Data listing
↓↓↓

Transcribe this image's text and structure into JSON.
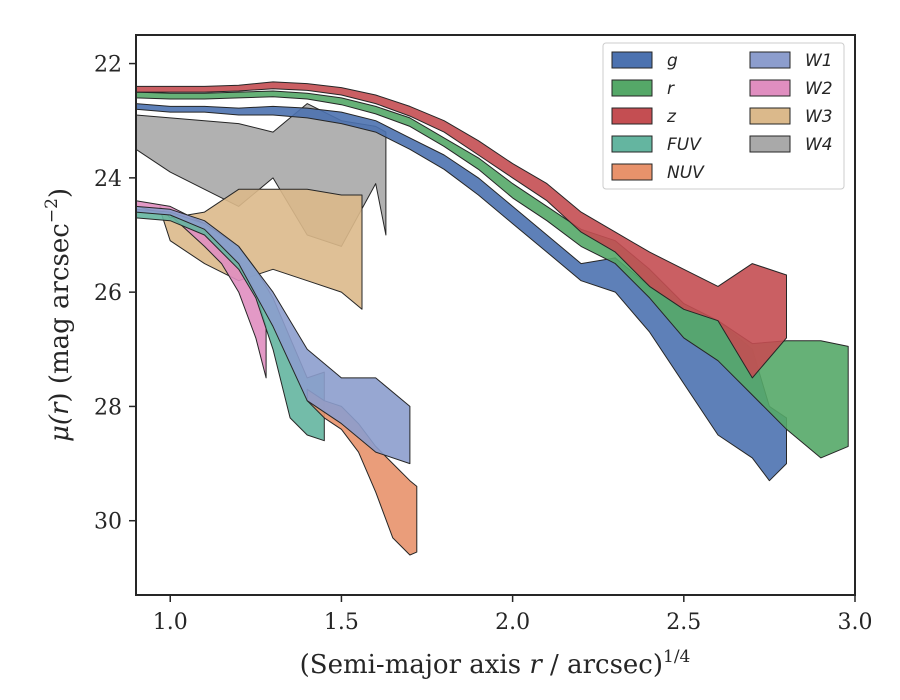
{
  "chart_data": {
    "type": "area",
    "xlabel": "(Semi-major axis r / arcsec)",
    "xlabel_parts": [
      "(Semi-major axis ",
      "r",
      " / arcsec)",
      "1/4"
    ],
    "ylabel": "μ(r) (mag arcsec−2)",
    "ylabel_parts": [
      "μ(",
      "r",
      ") (mag arcsec",
      "−2",
      ")"
    ],
    "xlim": [
      0.9,
      3.0
    ],
    "ylim": [
      31.3,
      21.5
    ],
    "y_inverted": true,
    "x_ticks": [
      1.0,
      1.5,
      2.0,
      2.5,
      3.0
    ],
    "x_tick_labels": [
      "1.0",
      "1.5",
      "2.0",
      "2.5",
      "3.0"
    ],
    "y_ticks": [
      22,
      24,
      26,
      28,
      30
    ],
    "y_tick_labels": [
      "22",
      "24",
      "26",
      "28",
      "30"
    ],
    "grid": false,
    "legend": {
      "position": "top-right",
      "columns": 2
    },
    "series": [
      {
        "name": "g",
        "color": "#4c72b0",
        "x": [
          0.9,
          1.0,
          1.1,
          1.2,
          1.3,
          1.4,
          1.5,
          1.6,
          1.7,
          1.8,
          1.9,
          2.0,
          2.1,
          2.2,
          2.3,
          2.4,
          2.5,
          2.6,
          2.7,
          2.75,
          2.8
        ],
        "y_bright": [
          22.7,
          22.75,
          22.75,
          22.78,
          22.75,
          22.78,
          22.85,
          23.0,
          23.3,
          23.6,
          24.0,
          24.5,
          25.0,
          25.5,
          25.4,
          25.9,
          26.3,
          26.5,
          27.0,
          28.0,
          28.2
        ],
        "y_faint": [
          22.8,
          22.85,
          22.85,
          22.9,
          22.9,
          22.95,
          23.05,
          23.2,
          23.5,
          23.85,
          24.3,
          24.8,
          25.3,
          25.8,
          26.0,
          26.7,
          27.6,
          28.5,
          28.9,
          29.3,
          29.0
        ]
      },
      {
        "name": "r",
        "color": "#55a868",
        "x": [
          0.9,
          1.0,
          1.1,
          1.2,
          1.3,
          1.4,
          1.5,
          1.6,
          1.7,
          1.8,
          1.9,
          2.0,
          2.1,
          2.2,
          2.3,
          2.4,
          2.5,
          2.6,
          2.7,
          2.8,
          2.9,
          2.98
        ],
        "y_bright": [
          22.5,
          22.52,
          22.52,
          22.5,
          22.48,
          22.52,
          22.6,
          22.75,
          22.95,
          23.3,
          23.65,
          24.1,
          24.5,
          24.9,
          25.1,
          25.6,
          26.2,
          26.5,
          26.9,
          26.85,
          26.85,
          26.95
        ],
        "y_faint": [
          22.6,
          22.62,
          22.62,
          22.6,
          22.58,
          22.62,
          22.72,
          22.88,
          23.1,
          23.45,
          23.85,
          24.35,
          24.75,
          25.2,
          25.5,
          26.1,
          26.8,
          27.2,
          27.8,
          28.4,
          28.9,
          28.7
        ]
      },
      {
        "name": "z",
        "color": "#c44e52",
        "x": [
          0.9,
          1.0,
          1.1,
          1.2,
          1.3,
          1.4,
          1.5,
          1.6,
          1.7,
          1.8,
          1.9,
          2.0,
          2.1,
          2.2,
          2.3,
          2.4,
          2.5,
          2.6,
          2.7,
          2.8
        ],
        "y_bright": [
          22.4,
          22.4,
          22.4,
          22.38,
          22.32,
          22.35,
          22.42,
          22.55,
          22.75,
          23.0,
          23.35,
          23.75,
          24.1,
          24.6,
          24.95,
          25.3,
          25.6,
          25.9,
          25.5,
          25.7
        ],
        "y_faint": [
          22.5,
          22.5,
          22.5,
          22.48,
          22.44,
          22.47,
          22.55,
          22.7,
          22.92,
          23.2,
          23.6,
          24.0,
          24.4,
          24.95,
          25.3,
          25.9,
          26.3,
          26.5,
          27.5,
          26.8
        ]
      },
      {
        "name": "FUV",
        "color": "#64b5a0",
        "x": [
          0.9,
          1.0,
          1.1,
          1.2,
          1.25,
          1.3,
          1.35,
          1.4,
          1.45
        ],
        "y_bright": [
          24.55,
          24.6,
          24.8,
          25.2,
          25.6,
          26.1,
          26.8,
          27.5,
          27.4
        ],
        "y_faint": [
          24.7,
          24.75,
          25.0,
          25.6,
          26.1,
          27.0,
          28.2,
          28.5,
          28.6
        ]
      },
      {
        "name": "NUV",
        "color": "#e8926b",
        "x": [
          1.4,
          1.45,
          1.5,
          1.55,
          1.6,
          1.65,
          1.7,
          1.72
        ],
        "y_bright": [
          27.7,
          27.9,
          28.0,
          28.3,
          28.7,
          29.0,
          29.3,
          29.4
        ],
        "y_faint": [
          27.9,
          28.2,
          28.4,
          28.8,
          29.5,
          30.3,
          30.6,
          30.55
        ]
      },
      {
        "name": "W1",
        "color": "#8c9dcd",
        "x": [
          0.9,
          1.0,
          1.1,
          1.2,
          1.3,
          1.4,
          1.5,
          1.6,
          1.7
        ],
        "y_bright": [
          24.5,
          24.55,
          24.75,
          25.2,
          26.0,
          27.0,
          27.5,
          27.5,
          28.0
        ],
        "y_faint": [
          24.6,
          24.65,
          24.9,
          25.5,
          26.6,
          27.9,
          28.3,
          28.8,
          29.0
        ]
      },
      {
        "name": "W2",
        "color": "#e08ec0",
        "x": [
          0.9,
          1.0,
          1.1,
          1.15,
          1.2,
          1.25,
          1.28
        ],
        "y_bright": [
          24.4,
          24.5,
          24.8,
          25.0,
          25.4,
          26.0,
          26.6
        ],
        "y_faint": [
          24.5,
          24.65,
          25.2,
          25.5,
          26.0,
          26.8,
          27.5
        ]
      },
      {
        "name": "W3",
        "color": "#dbb98b",
        "x": [
          0.97,
          1.0,
          1.1,
          1.2,
          1.3,
          1.4,
          1.5,
          1.56
        ],
        "y_bright": [
          24.5,
          24.7,
          24.6,
          24.2,
          24.2,
          24.2,
          24.3,
          24.3
        ],
        "y_faint": [
          24.55,
          25.1,
          25.5,
          25.8,
          25.6,
          25.8,
          26.0,
          26.3
        ]
      },
      {
        "name": "W4",
        "color": "#a9a9a9",
        "x": [
          0.9,
          1.0,
          1.1,
          1.2,
          1.3,
          1.4,
          1.5,
          1.6,
          1.63
        ],
        "y_bright": [
          22.9,
          22.95,
          23.0,
          23.05,
          23.2,
          22.7,
          23.0,
          23.1,
          23.2
        ],
        "y_faint": [
          23.5,
          23.9,
          24.2,
          24.5,
          24.0,
          25.0,
          25.2,
          24.1,
          25.0
        ]
      }
    ]
  }
}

↑↑↑

§ **Exercise directions**
Count how many lines of the data include the word "color". Your reply should be that number alone.

§ **Solution to the exercise**
9